** Begin DATA EXTRACT **

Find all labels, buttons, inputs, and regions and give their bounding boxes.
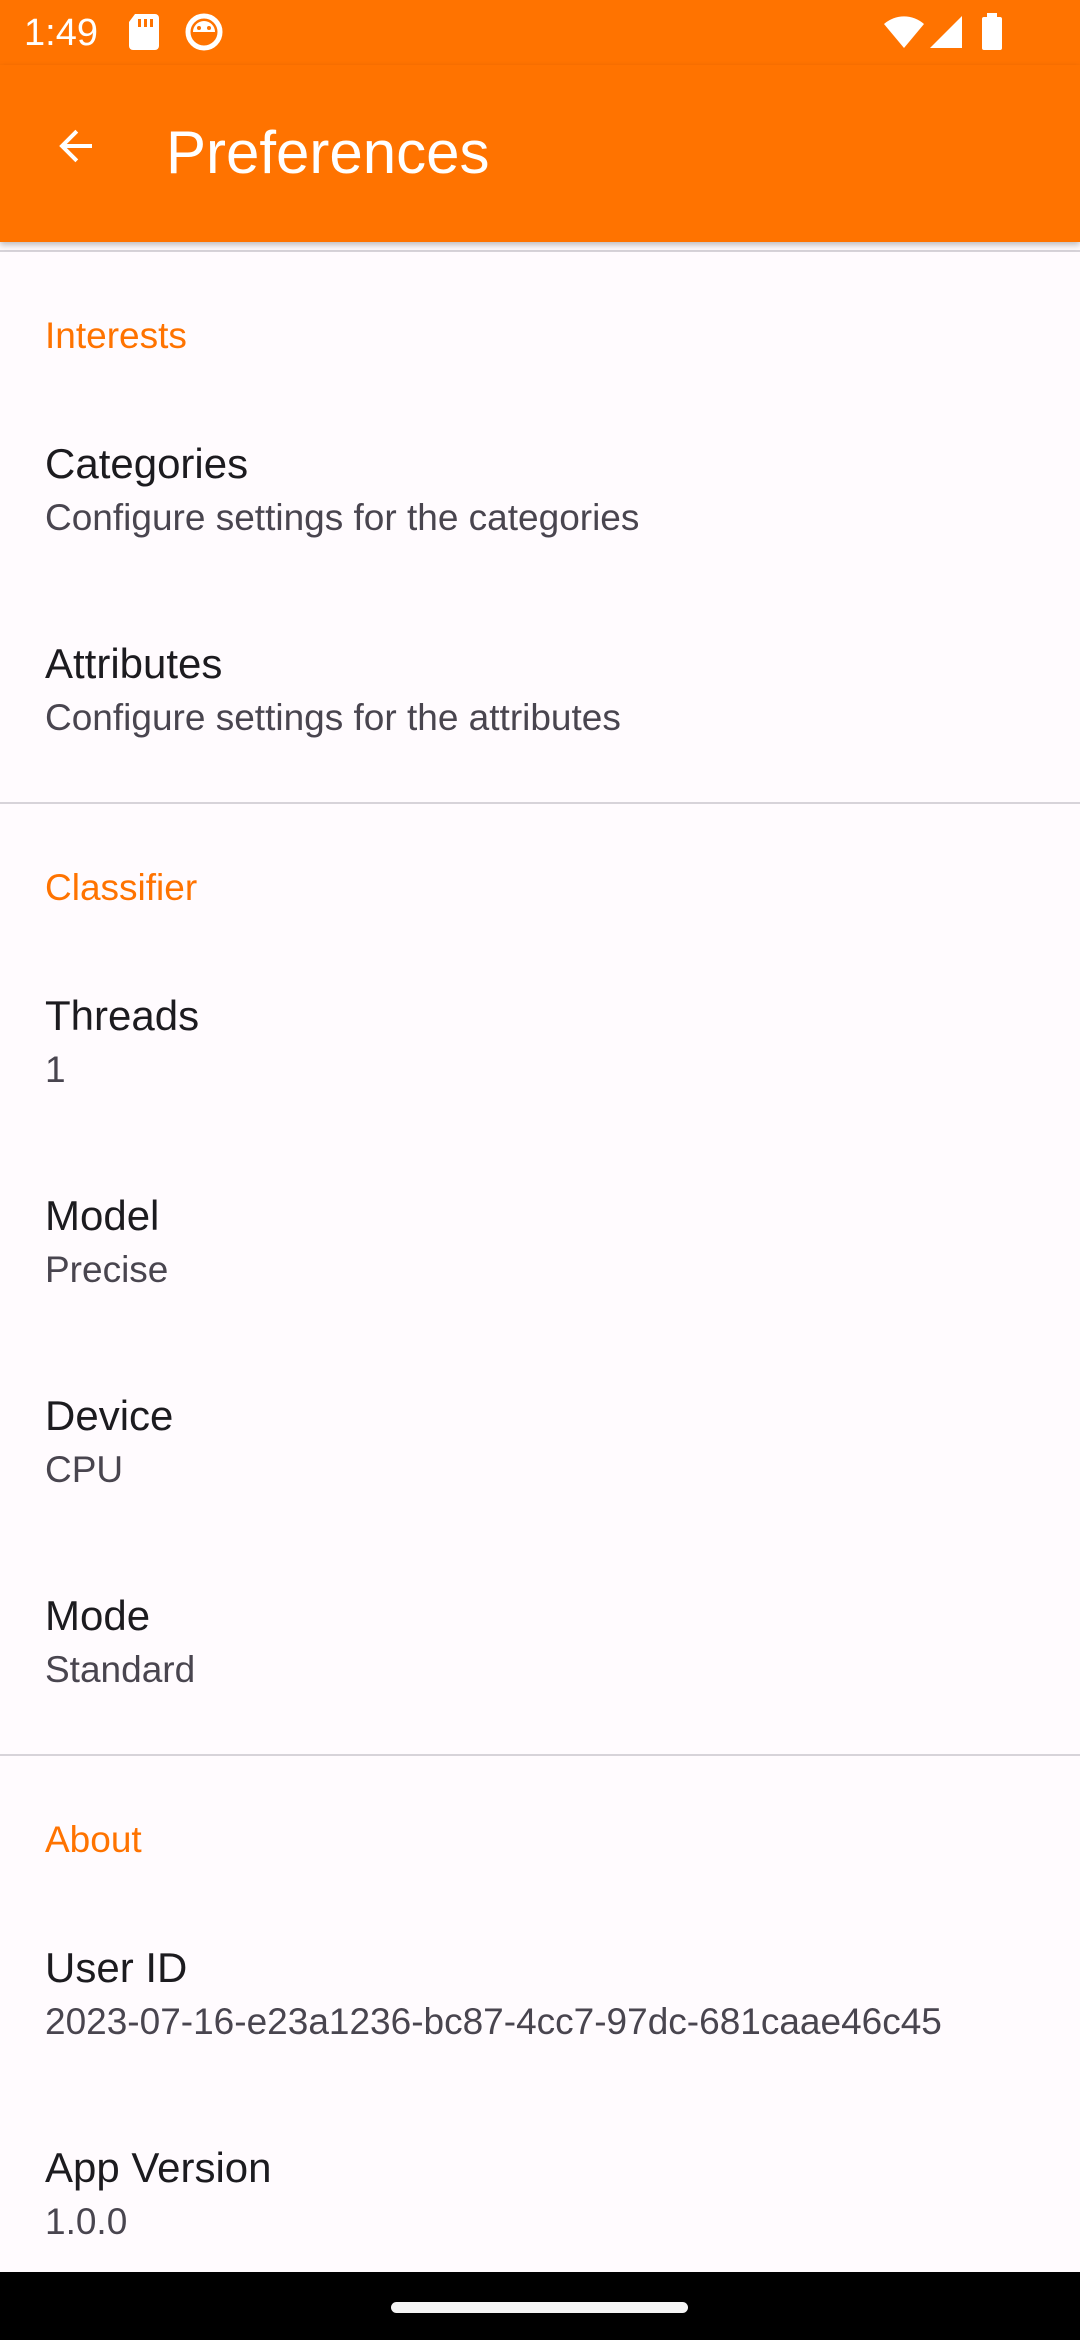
pref-summary: CPU: [45, 1449, 124, 1490]
home-gesture-handle[interactable]: [391, 2302, 688, 2313]
sd-card-icon: [127, 12, 161, 57]
pref-title: User ID: [45, 1944, 188, 1991]
status-time: 1:49: [24, 12, 98, 54]
pref-summary: Precise: [45, 1249, 169, 1290]
cellular-signal-icon: [928, 12, 964, 57]
pref-title: Device: [45, 1392, 174, 1439]
pref-title: App Version: [45, 2144, 272, 2191]
pref-title: Categories: [45, 440, 249, 487]
pref-summary: Standard: [45, 1649, 196, 1690]
app-bar: Preferences: [0, 65, 1080, 242]
pref-item-categories[interactable]: Categories Configure settings for the ca…: [0, 402, 1080, 602]
pref-summary: 1: [45, 1049, 66, 1090]
pref-item-threads[interactable]: Threads 1: [0, 954, 1080, 1154]
pref-title: Mode: [45, 1592, 151, 1639]
category-title-about: About: [45, 1819, 142, 1860]
pref-item-mode[interactable]: Mode Standard: [0, 1554, 1080, 1754]
pref-title: Threads: [45, 992, 200, 1039]
pref-summary: Configure settings for the attributes: [45, 697, 621, 738]
pref-title: Model: [45, 1192, 160, 1239]
battery-icon: [980, 12, 1004, 57]
pref-item-attributes[interactable]: Attributes Configure settings for the at…: [0, 602, 1080, 802]
android-icon: [184, 12, 224, 57]
category-title-interests: Interests: [45, 315, 187, 356]
pref-summary: Configure settings for the categories: [45, 497, 640, 538]
preferences-list: Interests Categories Configure settings …: [0, 242, 1080, 2306]
pref-summary: 2023-07-16-e23a1236-bc87-4cc7-97dc-681ca…: [45, 2001, 942, 2042]
pref-item-device[interactable]: Device CPU: [0, 1354, 1080, 1554]
arrow-back-icon: [52, 122, 100, 175]
pref-item-user-id[interactable]: User ID 2023-07-16-e23a1236-bc87-4cc7-97…: [0, 1906, 1080, 2106]
pref-title: Attributes: [45, 640, 223, 687]
back-button[interactable]: [36, 108, 116, 188]
page-title: Preferences: [166, 119, 490, 186]
navigation-bar: [0, 2272, 1080, 2340]
category-title-classifier: Classifier: [45, 867, 198, 908]
pref-item-model[interactable]: Model Precise: [0, 1154, 1080, 1354]
wifi-icon: [882, 12, 926, 57]
status-bar: 1:49: [0, 0, 1080, 65]
pref-summary: 1.0.0: [45, 2201, 128, 2242]
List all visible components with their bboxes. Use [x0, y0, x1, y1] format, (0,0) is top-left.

** End DATA EXTRACT **

## WHAT THE TASK REQUIRES
Update the data above by changing every "pref-title" to "preference-title" and keeping everything else the same. Leave out the pictures.

## ANSWER FOR THIS EXERCISE
Find all labels, buttons, inputs, and regions and give their bounding boxes.
pref-summary: CPU: [45, 1449, 124, 1490]
home-gesture-handle[interactable]: [391, 2302, 688, 2313]
sd-card-icon: [127, 12, 161, 57]
preference-title: User ID: [45, 1944, 188, 1991]
status-time: 1:49: [24, 12, 98, 54]
pref-summary: Precise: [45, 1249, 169, 1290]
cellular-signal-icon: [928, 12, 964, 57]
preference-title: Device: [45, 1392, 174, 1439]
preference-title: App Version: [45, 2144, 272, 2191]
preference-title: Categories: [45, 440, 249, 487]
pref-summary: Standard: [45, 1649, 196, 1690]
app-bar: Preferences: [0, 65, 1080, 242]
pref-item-categories[interactable]: Categories Configure settings for the ca…: [0, 402, 1080, 602]
pref-summary: 1: [45, 1049, 66, 1090]
pref-item-threads[interactable]: Threads 1: [0, 954, 1080, 1154]
preference-title: Mode: [45, 1592, 151, 1639]
category-title-about: About: [45, 1819, 142, 1860]
pref-item-mode[interactable]: Mode Standard: [0, 1554, 1080, 1754]
preference-title: Threads: [45, 992, 200, 1039]
pref-summary: Configure settings for the attributes: [45, 697, 621, 738]
preference-title: Model: [45, 1192, 160, 1239]
battery-icon: [980, 12, 1004, 57]
pref-item-attributes[interactable]: Attributes Configure settings for the at…: [0, 602, 1080, 802]
android-icon: [184, 12, 224, 57]
category-title-interests: Interests: [45, 315, 187, 356]
pref-summary: Configure settings for the categories: [45, 497, 640, 538]
preferences-list: Interests Categories Configure settings …: [0, 242, 1080, 2306]
pref-summary: 2023-07-16-e23a1236-bc87-4cc7-97dc-681ca…: [45, 2001, 942, 2042]
pref-item-device[interactable]: Device CPU: [0, 1354, 1080, 1554]
arrow-back-icon: [52, 122, 100, 175]
pref-item-user-id[interactable]: User ID 2023-07-16-e23a1236-bc87-4cc7-97…: [0, 1906, 1080, 2106]
preference-title: Attributes: [45, 640, 223, 687]
back-button[interactable]: [36, 108, 116, 188]
page-title: Preferences: [166, 119, 490, 186]
navigation-bar: [0, 2272, 1080, 2340]
category-title-classifier: Classifier: [45, 867, 198, 908]
pref-item-model[interactable]: Model Precise: [0, 1154, 1080, 1354]
wifi-icon: [882, 12, 926, 57]
status-bar: 1:49: [0, 0, 1080, 65]
pref-summary: 1.0.0: [45, 2201, 128, 2242]
List all visible components with their bboxes. Use [x0, y0, x1, y1] format, (0,0) is top-left.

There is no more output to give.